Task directions.
Lines before the one containing "Transcribe this image's" are left out; copy that line and every later line through the end of the data exactly.

##### Exercise input #####

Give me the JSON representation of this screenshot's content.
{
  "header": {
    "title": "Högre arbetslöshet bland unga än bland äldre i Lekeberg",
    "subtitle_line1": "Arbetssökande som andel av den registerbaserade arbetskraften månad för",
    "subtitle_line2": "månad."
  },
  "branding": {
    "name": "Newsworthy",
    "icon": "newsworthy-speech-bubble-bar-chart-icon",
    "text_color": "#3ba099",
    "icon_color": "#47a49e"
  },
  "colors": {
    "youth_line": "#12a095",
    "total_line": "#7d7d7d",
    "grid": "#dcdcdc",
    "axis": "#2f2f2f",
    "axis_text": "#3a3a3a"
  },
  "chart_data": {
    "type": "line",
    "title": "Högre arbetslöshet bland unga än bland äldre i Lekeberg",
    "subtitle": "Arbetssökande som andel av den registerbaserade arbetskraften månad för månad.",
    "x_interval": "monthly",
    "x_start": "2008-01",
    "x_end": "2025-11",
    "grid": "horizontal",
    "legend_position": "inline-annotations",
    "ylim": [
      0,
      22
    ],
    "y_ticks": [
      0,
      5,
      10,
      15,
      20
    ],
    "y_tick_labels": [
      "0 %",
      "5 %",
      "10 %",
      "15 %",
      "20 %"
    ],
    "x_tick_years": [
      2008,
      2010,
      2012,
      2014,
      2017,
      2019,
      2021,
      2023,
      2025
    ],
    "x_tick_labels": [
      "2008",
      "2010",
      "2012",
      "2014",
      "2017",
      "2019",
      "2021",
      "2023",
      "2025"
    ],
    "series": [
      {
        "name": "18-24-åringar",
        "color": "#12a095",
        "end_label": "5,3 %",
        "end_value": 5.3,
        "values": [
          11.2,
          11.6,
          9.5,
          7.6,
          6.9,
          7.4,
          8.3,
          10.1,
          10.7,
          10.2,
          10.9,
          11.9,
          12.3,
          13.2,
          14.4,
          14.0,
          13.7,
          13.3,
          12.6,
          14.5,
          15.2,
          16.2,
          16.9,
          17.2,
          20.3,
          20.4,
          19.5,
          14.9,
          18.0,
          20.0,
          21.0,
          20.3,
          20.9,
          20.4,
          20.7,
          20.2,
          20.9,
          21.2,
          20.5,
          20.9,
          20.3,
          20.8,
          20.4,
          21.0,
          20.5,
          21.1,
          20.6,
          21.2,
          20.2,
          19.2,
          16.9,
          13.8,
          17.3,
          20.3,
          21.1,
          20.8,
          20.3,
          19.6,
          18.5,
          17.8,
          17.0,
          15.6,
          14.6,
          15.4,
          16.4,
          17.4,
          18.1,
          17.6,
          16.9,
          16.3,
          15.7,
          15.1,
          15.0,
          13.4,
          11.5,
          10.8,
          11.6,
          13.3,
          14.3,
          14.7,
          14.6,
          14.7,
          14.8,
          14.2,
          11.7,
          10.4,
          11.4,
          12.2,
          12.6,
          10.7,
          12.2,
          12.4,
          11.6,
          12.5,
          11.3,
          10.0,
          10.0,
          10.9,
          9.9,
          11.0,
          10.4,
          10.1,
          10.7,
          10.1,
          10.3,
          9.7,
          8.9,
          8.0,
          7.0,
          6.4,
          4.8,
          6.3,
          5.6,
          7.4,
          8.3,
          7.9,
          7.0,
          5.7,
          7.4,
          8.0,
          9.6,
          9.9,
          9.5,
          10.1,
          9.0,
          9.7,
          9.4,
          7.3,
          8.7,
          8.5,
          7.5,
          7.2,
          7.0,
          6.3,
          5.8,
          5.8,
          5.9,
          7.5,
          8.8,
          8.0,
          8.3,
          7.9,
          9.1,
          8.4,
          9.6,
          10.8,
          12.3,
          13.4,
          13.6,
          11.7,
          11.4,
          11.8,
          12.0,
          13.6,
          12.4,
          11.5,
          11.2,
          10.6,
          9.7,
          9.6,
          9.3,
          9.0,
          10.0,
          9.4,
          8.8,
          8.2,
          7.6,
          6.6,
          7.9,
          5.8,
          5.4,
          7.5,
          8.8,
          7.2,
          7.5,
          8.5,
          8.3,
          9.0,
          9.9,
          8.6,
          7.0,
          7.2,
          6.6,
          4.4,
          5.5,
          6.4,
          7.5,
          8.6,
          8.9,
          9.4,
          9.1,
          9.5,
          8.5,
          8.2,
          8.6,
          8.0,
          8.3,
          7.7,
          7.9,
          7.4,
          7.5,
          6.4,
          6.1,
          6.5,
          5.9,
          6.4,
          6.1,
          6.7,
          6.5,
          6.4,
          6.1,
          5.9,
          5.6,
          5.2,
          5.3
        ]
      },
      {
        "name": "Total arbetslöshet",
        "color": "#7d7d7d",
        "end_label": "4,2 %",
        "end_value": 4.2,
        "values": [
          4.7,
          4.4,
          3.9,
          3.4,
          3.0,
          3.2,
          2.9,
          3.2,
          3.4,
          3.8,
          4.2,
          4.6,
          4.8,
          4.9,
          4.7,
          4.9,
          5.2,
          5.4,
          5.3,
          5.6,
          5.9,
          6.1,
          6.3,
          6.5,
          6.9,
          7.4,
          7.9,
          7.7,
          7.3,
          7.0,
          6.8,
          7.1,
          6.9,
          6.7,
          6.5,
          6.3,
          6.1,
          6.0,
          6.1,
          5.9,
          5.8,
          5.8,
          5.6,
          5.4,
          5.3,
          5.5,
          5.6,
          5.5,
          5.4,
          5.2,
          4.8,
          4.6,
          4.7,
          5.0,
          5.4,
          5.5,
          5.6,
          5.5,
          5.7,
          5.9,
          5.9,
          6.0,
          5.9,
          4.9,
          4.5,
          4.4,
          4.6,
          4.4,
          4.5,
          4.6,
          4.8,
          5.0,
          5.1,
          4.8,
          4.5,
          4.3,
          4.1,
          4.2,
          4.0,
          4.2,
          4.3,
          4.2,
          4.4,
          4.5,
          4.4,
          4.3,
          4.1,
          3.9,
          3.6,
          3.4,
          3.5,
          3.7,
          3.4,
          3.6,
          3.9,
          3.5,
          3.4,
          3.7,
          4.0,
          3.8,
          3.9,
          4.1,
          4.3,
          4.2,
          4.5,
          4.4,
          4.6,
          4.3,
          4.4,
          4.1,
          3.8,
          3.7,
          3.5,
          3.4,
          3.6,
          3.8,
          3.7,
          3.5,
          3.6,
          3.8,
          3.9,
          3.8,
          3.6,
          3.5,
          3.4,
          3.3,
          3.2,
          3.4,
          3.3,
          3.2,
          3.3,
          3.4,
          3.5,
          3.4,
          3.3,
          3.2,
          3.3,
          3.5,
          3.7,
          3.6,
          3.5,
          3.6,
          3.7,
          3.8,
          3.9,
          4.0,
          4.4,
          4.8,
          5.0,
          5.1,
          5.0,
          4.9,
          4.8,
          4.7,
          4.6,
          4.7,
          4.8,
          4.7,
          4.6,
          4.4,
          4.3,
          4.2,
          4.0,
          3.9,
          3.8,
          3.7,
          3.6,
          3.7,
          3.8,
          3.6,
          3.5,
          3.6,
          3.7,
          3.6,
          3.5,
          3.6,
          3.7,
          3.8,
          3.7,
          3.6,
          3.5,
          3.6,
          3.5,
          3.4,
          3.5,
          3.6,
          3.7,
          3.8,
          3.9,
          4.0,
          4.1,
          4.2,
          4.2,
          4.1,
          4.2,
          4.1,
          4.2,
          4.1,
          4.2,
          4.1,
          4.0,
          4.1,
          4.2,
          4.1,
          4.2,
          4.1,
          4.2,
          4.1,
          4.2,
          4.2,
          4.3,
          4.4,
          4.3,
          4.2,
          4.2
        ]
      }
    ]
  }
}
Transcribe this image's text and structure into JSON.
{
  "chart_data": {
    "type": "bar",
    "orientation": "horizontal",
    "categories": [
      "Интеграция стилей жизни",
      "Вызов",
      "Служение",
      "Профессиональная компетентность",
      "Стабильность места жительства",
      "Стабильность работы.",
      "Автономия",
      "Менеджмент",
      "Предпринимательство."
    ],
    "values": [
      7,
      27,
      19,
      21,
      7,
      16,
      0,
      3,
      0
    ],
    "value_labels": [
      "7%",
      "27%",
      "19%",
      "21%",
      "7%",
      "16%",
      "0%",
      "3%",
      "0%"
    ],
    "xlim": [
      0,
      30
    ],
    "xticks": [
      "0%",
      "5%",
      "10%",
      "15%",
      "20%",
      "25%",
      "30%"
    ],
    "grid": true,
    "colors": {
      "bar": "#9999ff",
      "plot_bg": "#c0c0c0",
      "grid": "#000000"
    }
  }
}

#####

Written answer.
Transcribe this image's text and structure into JSON.
{
  "chart_data": {
    "type": "bar",
    "orientation": "horizontal",
    "categories": [
      "Интеграция стилей жизни",
      "Вызов",
      "Служение",
      "Профессиональная компетентность",
      "Стабильность места жительства",
      "Стабильность работы.",
      "Автономия",
      "Менеджмент",
      "Предпринимательство."
    ],
    "values": [
      7,
      27,
      19,
      21,
      7,
      16,
      0,
      3,
      0
    ],
    "value_labels": [
      "7%",
      "27%",
      "19%",
      "21%",
      "7%",
      "16%",
      "0%",
      "3%",
      "0%"
    ],
    "xlim": [
      0,
      30
    ],
    "xticks": [
      "0%",
      "5%",
      "10%",
      "15%",
      "20%",
      "25%",
      "30%"
    ],
    "grid": true,
    "colors": {
      "bar": "#9999ff",
      "plot_bg": "#c0c0c0",
      "grid": "#000000"
    }
  }
}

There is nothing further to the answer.